How can crowdfunding drive business growth when the FSA insist that investors need protecting from themselves? The City Grump urges crowdfunders to apply the law of KISS: Keep it Simple, Stupid.

What was probably the first conference on crowdfunding in the UK took place last week. Organised by Barrry James, well-known to regular Real Business readers, it produced excellent speeches from a range of top quality speakers. The audience wasn’t bad either!

Crowdfunding enables us to review individual businesses through the medium of internet platforms/marketplaces and decide whether we want to take an equity stake or loan capital therein. The crowdfunding platform usually charges a reasonable five per cent of monies raised and to date Crowdcube, the longest established platform, has raised £5.3m for its client companies.

....................

** Short task A **
In the crowdfunding article, how much has Crowdcube raised for its client companies so far?

....................

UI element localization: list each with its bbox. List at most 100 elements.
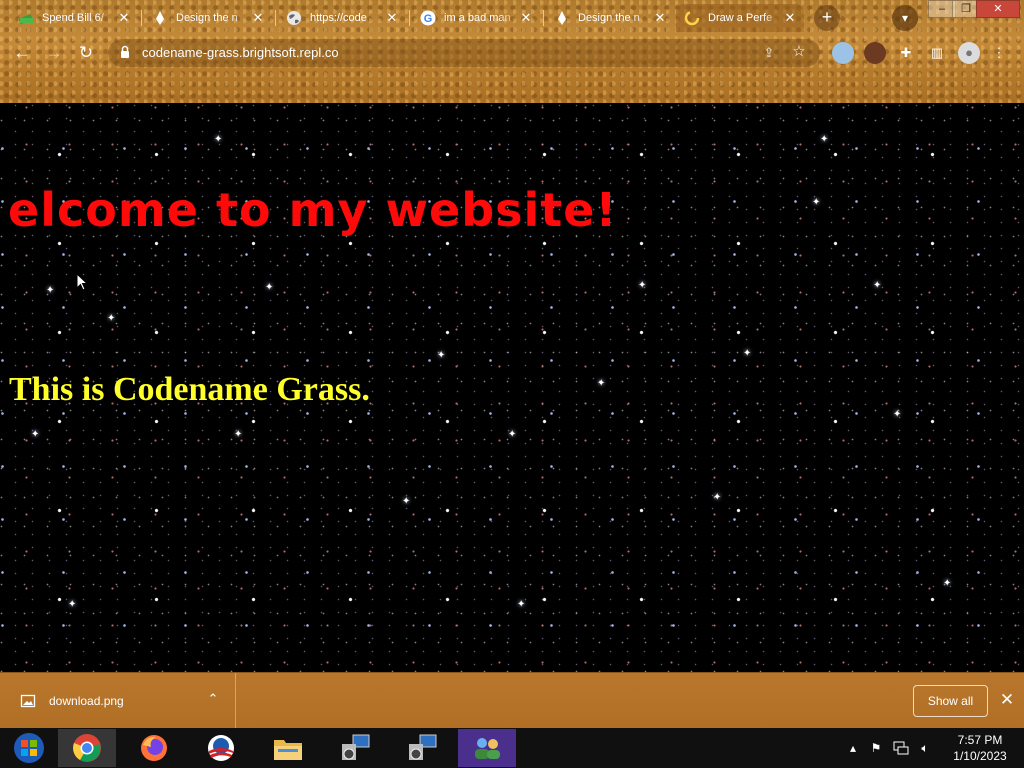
forward-arrow-icon[interactable]: → (41, 40, 67, 66)
lock-icon (118, 45, 132, 59)
taskbar: ▴ ⚑ 🔈︎ 7:57 PM 1/10/2023 (0, 728, 1024, 768)
star-sparkle: ✦ (46, 285, 55, 296)
chrome-taskbar-button[interactable] (58, 729, 116, 767)
star-sparkle: ✦ (31, 429, 40, 440)
tab-title: Design the n (578, 12, 640, 24)
mouse-cursor-icon (76, 273, 88, 291)
tab-search-button[interactable]: ▾ (892, 5, 918, 31)
google-icon: G (420, 10, 436, 26)
share-icon[interactable]: ⇪ (760, 44, 778, 62)
money-stack-icon (18, 10, 34, 26)
back-arrow-icon[interactable]: ← (9, 40, 35, 66)
star-sparkle: ✦ (893, 409, 902, 420)
clock-date: 1/10/2023 (953, 749, 1007, 763)
welcome-heading: elcome to my website! (8, 183, 618, 237)
start-orb-icon (14, 733, 44, 763)
reload-icon[interactable]: ↻ (73, 40, 99, 66)
tab-1[interactable]: Spend Bill 6/ ✕ (10, 4, 138, 32)
network-setup-button[interactable] (326, 729, 384, 767)
address-bar[interactable]: codename-grass.brightsoft.repl.co ⇪ ☆ (108, 39, 820, 67)
svg-text:G: G (424, 13, 433, 25)
star-sparkle: ✦ (638, 280, 647, 291)
close-shelf-icon[interactable]: ✕ (996, 689, 1018, 711)
network-setup-icon-2 (409, 734, 437, 760)
star-sparkle: ✦ (214, 134, 223, 145)
star-sparkle: ✦ (743, 348, 752, 359)
start-button[interactable] (0, 729, 58, 767)
star-sparkle: ✦ (68, 599, 77, 610)
network-setup-icon (342, 734, 370, 760)
firefox-taskbar-button[interactable] (125, 729, 183, 767)
tab-separator (141, 10, 142, 26)
chrome-icon (73, 734, 101, 762)
chevron-up-icon[interactable]: ⌃ (204, 691, 222, 707)
file-explorer-icon (274, 740, 302, 760)
star-sparkle: ✦ (943, 578, 952, 589)
url-text: codename-grass.brightsoft.repl.co (142, 45, 339, 60)
download-shelf: download.png ⌃ Show all ✕ (0, 672, 1024, 729)
star-sparkle: ✦ (107, 313, 116, 324)
file-explorer-button[interactable] (259, 729, 317, 767)
star-sparkle: ✦ (713, 492, 722, 503)
star-sparkle: ✦ (234, 429, 243, 440)
download-item[interactable]: download.png ⌃ (0, 673, 236, 729)
tray-expand-icon[interactable]: ▴ (846, 728, 860, 768)
tab-3[interactable]: https://code ✕ (278, 4, 406, 32)
web-page: ✦ ✦ ✦ ✦ ✦ ✦ ✦ ✦ ✦ ✦ ✦ ✦ ✦ ✦ ✦ ✦ ✦ ✦ ✦ ✦ … (0, 103, 1024, 672)
download-filename: download.png (49, 694, 124, 708)
tab-2[interactable]: Design the n ✕ (144, 4, 272, 32)
side-panel-icon[interactable]: ▥ (926, 42, 948, 64)
close-tab-icon[interactable]: ✕ (116, 10, 132, 26)
users-app-button[interactable] (458, 729, 516, 767)
tab-separator (409, 10, 410, 26)
firefox-icon (141, 735, 167, 761)
browser-toolbar: ← → ↻ codename-grass.brightsoft.repl.co … (0, 36, 1024, 70)
tab-title: https://code (310, 12, 367, 24)
close-tab-icon[interactable]: ✕ (384, 10, 400, 26)
close-tab-icon[interactable]: ✕ (518, 10, 534, 26)
site-subheading: This is Codename Grass. (9, 371, 370, 408)
extensions-puzzle-icon[interactable]: ✚ (895, 42, 917, 64)
window-close-button[interactable]: ✕ (976, 0, 1020, 18)
star-sparkle: ✦ (597, 378, 606, 389)
bookmark-star-icon[interactable]: ☆ (790, 43, 808, 61)
close-tab-icon[interactable]: ✕ (250, 10, 266, 26)
star-sparkle: ✦ (437, 350, 446, 361)
obama-logo-icon (208, 735, 234, 761)
tab-title: Spend Bill 6/ (42, 12, 104, 24)
action-center-flag-icon[interactable]: ⚑ (866, 728, 886, 768)
show-all-button[interactable]: Show all (913, 685, 988, 717)
network-setup-button-2[interactable] (393, 729, 451, 767)
clock-time: 7:57 PM (957, 733, 1003, 747)
profile-icon[interactable]: ● (958, 42, 980, 64)
pen-nib-icon (152, 10, 168, 26)
tab-5[interactable]: Design the n ✕ (546, 4, 674, 32)
extension-avatar-icon[interactable] (864, 42, 886, 64)
tab-4[interactable]: G im a bad man ✕ (412, 4, 540, 32)
tab-title: im a bad man (444, 12, 511, 24)
obama-app-button[interactable] (192, 729, 250, 767)
tab-6-active[interactable]: Draw a Perfe ✕ (676, 4, 804, 32)
loading-spinner-icon (684, 10, 700, 26)
star-sparkle: ✦ (812, 197, 821, 208)
close-tab-icon[interactable]: ✕ (652, 10, 668, 26)
tab-separator (543, 10, 544, 26)
extension-flag-icon[interactable] (832, 42, 854, 64)
menu-dots-icon[interactable]: ⋮ (992, 42, 1006, 64)
close-tab-icon[interactable]: ✕ (782, 10, 798, 26)
network-tray-icon[interactable] (890, 728, 912, 768)
tab-title: Draw a Perfe (708, 12, 773, 24)
users-icon (475, 738, 500, 759)
system-clock[interactable]: 7:57 PM 1/10/2023 (940, 732, 1020, 764)
pen-nib-icon (554, 10, 570, 26)
image-file-icon (20, 694, 36, 708)
star-sparkle: ✦ (402, 496, 411, 507)
globe-icon (286, 10, 302, 26)
browser-chrome: Spend Bill 6/ ✕ Design the n ✕ https://c… (0, 0, 1024, 103)
star-sparkle: ✦ (517, 599, 526, 610)
new-tab-button[interactable]: + (814, 5, 840, 31)
star-sparkle: ✦ (873, 280, 882, 291)
star-sparkle: ✦ (265, 282, 274, 293)
tab-separator (275, 10, 276, 26)
volume-icon[interactable]: 🔈︎ (914, 728, 936, 768)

....................

** Short task B **
Rewrite the part of the listing that opens with the line containing "forward-arrow-icon[interactable]: → (41, 40, 67, 66)" and closes with the line containing "google-icon: G (420, 10, 436, 26)", swapping "star-sparkle" for "sparkle-star" and leaving everything else unchanged. Return only those lines.

** Exercise answer A **
£5.3m

** Exercise answer B **
forward-arrow-icon[interactable]: → (41, 40, 67, 66)
lock-icon (118, 45, 132, 59)
taskbar: ▴ ⚑ 🔈︎ 7:57 PM 1/10/2023 (0, 728, 1024, 768)
sparkle-star: ✦ (46, 285, 55, 296)
chrome-taskbar-button[interactable] (58, 729, 116, 767)
sparkle-star: ✦ (31, 429, 40, 440)
tab-title: Design the n (578, 12, 640, 24)
mouse-cursor-icon (76, 273, 88, 291)
tab-search-button[interactable]: ▾ (892, 5, 918, 31)
google-icon: G (420, 10, 436, 26)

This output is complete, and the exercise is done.